## begin Given information
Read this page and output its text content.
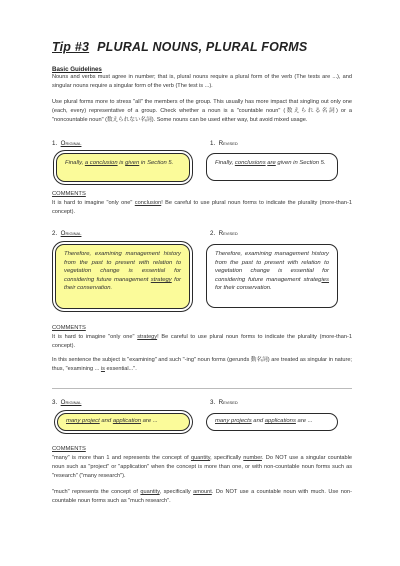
Tip #3 PLURAL NOUNS, PLURAL FORMS
Basic Guidelines
Nouns and verbs must agree in number; that is, plural nouns require a plural form of the verb (The tests are ...), and singular nouns require a singular form of the verb (The test is ...).
Use plural forms more to stress "all" the members of the group. This usually has more impact that singling out only one (each, every) representative of a group. Check whether a noun is a "countable noun" (数えられる名詞) or a "noncountable noun" (数えられない名詞). Some nouns can be used either way, but avoid mixed usage.
1. Original	1. Revised
Finally, a conclusion is given in Section 5.	Finally, conclusions are given in Section 5.
COMMENTS
It is hard to imagine "only one" conclusion! Be careful to use plural noun forms to indicate the plurality (more-than-1 concept).
2. Original	2. Revised
Therefore, examining management history from the past to present with relation to vegetation change is essential for considering future management strategy for their conservation.
Therefore, examining management history from the past to present with relation to vegetation change is essential for considering future management strategies for their conservation.
COMMENTS
It is hard to imagine "only one" strategy! Be careful to use plural noun forms to indicate the plurality (more-than-1 concept).
In this sentence the subject is "examining" and such "-ing" noun forms (gerunds 動名詞) are treated as singular in nature; thus, "examining ... is essential...".
3. Original	3. Revised
many project and application are ...	many projects and applications are ...
COMMENTS
"many" is more than 1 and represents the concept of quantity, specifically number. Do NOT use a singular countable noun such as "project" or "application" when the concept is more than one, or with non-countable noun forms such as "research" ("many research").
"much" represents the concept of quantity, specifically amount. Do NOT use a countable noun with much. Use non-countable noun forms such as "much research".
## end Given information
_Problem statement_: Select from the material above each line in which the string "imagine" appears, and list those lines.

_Solution for this task_:
It is hard to imagine "only one" conclusion! Be careful to use plural noun forms to indicate the plurality (more-than-1 concept).
It is hard to imagine "only one" strategy! Be careful to use plural noun forms to indicate the plurality (more-than-1 concept).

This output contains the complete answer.